#### [GIVEN REQUEST]
From the entries below, gather each line containing the word "equation".

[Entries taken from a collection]
# # # # # # #

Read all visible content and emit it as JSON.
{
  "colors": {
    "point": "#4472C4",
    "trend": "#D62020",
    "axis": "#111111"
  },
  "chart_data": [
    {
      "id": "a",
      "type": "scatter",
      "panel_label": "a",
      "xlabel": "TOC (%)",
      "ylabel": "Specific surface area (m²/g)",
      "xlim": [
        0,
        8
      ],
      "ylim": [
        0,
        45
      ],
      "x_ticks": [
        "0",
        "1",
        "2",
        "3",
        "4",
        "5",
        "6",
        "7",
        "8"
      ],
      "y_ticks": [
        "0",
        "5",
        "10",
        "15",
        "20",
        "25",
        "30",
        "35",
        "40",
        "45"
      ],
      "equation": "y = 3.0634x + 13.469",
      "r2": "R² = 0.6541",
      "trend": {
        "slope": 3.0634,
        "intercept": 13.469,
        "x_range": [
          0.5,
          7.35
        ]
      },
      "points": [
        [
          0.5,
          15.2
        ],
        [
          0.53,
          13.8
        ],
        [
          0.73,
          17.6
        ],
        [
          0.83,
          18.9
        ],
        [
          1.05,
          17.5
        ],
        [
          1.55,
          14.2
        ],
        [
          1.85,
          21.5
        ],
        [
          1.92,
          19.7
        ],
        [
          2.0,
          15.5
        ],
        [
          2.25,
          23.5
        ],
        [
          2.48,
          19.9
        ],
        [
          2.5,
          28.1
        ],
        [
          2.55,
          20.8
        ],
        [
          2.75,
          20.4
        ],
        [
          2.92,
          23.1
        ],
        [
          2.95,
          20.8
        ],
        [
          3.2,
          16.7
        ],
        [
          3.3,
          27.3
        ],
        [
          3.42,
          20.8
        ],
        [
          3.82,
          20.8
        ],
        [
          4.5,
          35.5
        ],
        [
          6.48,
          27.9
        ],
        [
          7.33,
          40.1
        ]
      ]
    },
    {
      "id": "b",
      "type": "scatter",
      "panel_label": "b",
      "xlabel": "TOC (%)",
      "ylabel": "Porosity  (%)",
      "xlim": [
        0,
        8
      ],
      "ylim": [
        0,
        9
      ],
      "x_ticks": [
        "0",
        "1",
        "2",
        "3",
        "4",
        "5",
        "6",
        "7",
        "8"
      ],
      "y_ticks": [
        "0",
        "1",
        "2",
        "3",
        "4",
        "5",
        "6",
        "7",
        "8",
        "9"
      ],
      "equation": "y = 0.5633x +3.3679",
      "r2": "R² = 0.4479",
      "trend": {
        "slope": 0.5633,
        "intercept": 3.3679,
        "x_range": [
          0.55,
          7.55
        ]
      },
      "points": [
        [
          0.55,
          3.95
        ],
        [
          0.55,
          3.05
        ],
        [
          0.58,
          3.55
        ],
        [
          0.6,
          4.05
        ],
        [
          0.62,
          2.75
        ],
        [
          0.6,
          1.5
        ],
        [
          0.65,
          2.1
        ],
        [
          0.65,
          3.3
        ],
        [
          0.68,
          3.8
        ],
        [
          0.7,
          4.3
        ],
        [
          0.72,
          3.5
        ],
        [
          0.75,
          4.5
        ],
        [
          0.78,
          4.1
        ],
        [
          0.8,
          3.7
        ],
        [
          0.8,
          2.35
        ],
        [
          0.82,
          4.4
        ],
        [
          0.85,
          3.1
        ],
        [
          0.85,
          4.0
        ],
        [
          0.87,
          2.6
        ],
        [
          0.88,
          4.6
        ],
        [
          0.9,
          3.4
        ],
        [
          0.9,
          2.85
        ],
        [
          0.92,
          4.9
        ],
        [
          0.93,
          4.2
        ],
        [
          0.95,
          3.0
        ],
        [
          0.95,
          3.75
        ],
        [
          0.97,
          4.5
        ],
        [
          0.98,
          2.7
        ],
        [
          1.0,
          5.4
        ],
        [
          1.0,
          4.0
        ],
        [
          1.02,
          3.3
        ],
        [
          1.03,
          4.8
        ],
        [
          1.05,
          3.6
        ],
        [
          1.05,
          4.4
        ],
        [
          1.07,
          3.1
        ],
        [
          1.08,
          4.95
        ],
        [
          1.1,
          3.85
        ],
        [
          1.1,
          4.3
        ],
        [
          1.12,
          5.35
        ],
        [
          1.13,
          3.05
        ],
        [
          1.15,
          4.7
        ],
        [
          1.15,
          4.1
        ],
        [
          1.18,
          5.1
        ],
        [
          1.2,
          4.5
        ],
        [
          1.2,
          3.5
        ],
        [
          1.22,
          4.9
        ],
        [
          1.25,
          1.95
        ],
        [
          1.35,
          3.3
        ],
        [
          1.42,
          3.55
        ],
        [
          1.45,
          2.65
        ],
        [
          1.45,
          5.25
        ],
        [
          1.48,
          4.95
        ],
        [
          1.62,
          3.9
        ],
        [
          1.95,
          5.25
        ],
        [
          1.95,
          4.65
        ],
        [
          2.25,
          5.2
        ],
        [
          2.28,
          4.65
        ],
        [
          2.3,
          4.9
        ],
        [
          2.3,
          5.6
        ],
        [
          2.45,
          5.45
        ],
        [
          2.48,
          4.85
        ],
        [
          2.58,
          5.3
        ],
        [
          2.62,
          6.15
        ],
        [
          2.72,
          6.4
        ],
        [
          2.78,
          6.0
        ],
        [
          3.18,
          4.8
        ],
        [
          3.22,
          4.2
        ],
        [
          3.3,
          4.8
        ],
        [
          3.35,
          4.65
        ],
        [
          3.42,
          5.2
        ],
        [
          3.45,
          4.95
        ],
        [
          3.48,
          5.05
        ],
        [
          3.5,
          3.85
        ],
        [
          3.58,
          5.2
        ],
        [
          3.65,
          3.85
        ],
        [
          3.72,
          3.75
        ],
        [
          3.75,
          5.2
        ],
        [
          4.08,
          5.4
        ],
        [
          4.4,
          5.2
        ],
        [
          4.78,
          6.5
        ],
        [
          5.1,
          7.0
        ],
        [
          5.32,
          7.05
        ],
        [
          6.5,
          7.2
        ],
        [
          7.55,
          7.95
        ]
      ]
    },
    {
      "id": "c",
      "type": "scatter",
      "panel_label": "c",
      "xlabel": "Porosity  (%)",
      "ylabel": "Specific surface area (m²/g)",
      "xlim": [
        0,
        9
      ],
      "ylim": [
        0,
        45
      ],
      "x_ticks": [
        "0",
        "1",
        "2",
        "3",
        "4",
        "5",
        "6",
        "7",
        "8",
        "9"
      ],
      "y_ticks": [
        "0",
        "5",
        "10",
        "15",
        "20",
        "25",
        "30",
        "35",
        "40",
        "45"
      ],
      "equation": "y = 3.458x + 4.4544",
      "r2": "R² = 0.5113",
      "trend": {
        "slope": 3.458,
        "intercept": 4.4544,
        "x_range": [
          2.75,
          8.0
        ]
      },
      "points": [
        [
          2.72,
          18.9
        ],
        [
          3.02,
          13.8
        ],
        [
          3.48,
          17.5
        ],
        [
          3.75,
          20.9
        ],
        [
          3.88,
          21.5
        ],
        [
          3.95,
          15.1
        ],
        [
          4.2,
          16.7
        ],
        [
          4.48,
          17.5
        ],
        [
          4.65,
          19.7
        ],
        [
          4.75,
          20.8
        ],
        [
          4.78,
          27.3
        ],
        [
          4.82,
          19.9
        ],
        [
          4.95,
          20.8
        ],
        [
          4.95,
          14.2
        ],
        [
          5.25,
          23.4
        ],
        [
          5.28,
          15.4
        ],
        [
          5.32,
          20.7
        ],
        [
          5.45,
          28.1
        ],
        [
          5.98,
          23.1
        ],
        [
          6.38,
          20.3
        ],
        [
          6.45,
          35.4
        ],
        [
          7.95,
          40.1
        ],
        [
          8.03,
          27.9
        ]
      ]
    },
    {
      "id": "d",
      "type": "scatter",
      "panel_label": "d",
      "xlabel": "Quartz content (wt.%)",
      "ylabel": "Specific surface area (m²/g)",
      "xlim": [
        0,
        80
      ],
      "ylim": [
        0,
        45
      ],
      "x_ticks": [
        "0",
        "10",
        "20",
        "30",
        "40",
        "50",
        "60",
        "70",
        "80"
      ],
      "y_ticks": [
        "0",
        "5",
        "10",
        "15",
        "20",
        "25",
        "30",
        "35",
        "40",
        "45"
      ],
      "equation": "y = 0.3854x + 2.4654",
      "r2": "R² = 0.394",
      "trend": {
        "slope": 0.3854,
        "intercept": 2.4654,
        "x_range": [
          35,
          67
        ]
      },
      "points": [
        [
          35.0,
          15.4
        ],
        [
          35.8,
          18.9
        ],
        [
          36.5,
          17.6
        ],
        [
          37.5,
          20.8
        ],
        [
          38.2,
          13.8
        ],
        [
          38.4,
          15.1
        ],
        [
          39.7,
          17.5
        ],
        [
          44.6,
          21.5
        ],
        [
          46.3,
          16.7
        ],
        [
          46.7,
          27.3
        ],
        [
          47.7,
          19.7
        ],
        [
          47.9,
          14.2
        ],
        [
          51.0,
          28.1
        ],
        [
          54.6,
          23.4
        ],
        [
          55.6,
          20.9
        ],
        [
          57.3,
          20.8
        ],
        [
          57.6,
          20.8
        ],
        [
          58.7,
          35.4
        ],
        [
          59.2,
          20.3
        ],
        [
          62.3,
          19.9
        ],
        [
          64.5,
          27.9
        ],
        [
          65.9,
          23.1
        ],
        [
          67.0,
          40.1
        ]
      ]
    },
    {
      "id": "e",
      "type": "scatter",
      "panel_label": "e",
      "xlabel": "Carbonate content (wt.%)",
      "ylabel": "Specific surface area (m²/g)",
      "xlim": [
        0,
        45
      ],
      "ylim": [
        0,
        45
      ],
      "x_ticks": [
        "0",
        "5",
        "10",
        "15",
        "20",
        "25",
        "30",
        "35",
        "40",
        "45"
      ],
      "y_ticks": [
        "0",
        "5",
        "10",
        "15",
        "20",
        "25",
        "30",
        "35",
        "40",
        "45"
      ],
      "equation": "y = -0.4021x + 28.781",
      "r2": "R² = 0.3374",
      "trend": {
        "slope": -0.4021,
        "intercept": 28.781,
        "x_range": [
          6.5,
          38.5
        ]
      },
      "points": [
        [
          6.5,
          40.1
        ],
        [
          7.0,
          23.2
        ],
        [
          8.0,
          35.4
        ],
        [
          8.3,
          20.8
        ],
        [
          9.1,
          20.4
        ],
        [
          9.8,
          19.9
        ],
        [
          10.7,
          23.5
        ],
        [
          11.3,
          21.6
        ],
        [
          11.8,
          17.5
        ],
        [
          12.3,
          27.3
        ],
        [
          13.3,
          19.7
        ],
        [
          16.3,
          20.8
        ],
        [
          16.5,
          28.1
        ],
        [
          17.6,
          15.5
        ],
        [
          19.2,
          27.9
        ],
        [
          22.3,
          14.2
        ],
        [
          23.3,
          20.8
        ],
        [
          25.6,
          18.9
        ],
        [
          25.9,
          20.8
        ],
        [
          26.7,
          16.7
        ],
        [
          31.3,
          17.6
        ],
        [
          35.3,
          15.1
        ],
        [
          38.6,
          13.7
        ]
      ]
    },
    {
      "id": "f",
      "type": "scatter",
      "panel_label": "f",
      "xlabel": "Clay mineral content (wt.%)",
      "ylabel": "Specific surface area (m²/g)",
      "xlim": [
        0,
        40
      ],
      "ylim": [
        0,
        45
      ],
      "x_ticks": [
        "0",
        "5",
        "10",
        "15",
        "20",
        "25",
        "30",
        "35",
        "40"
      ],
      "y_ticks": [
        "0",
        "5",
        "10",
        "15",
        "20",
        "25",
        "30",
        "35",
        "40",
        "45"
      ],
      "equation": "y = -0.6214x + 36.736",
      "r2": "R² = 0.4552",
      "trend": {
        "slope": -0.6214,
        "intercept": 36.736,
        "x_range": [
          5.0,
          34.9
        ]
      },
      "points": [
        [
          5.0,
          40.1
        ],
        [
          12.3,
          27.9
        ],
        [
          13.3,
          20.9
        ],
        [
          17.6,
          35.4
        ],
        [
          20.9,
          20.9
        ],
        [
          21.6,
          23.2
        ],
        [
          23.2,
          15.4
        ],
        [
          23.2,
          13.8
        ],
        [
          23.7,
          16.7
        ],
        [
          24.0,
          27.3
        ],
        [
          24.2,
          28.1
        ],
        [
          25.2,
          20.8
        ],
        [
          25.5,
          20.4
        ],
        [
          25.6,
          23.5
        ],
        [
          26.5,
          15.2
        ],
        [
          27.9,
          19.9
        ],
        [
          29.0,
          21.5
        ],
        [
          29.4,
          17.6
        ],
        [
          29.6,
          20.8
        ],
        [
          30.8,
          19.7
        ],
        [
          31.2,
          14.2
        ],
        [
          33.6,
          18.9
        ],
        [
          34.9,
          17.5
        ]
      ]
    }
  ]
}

# # # # # # #

#### [RESPONSE TO THE TASK]
      "equation": "y = 3.0634x + 13.469",
      "equation": "y = 0.5633x +3.3679",
      "equation": "y = 3.458x + 4.4544",
      "equation": "y = 0.3854x + 2.4654",
      "equation": "y = -0.4021x + 28.781",
      "equation": "y = -0.6214x + 36.736",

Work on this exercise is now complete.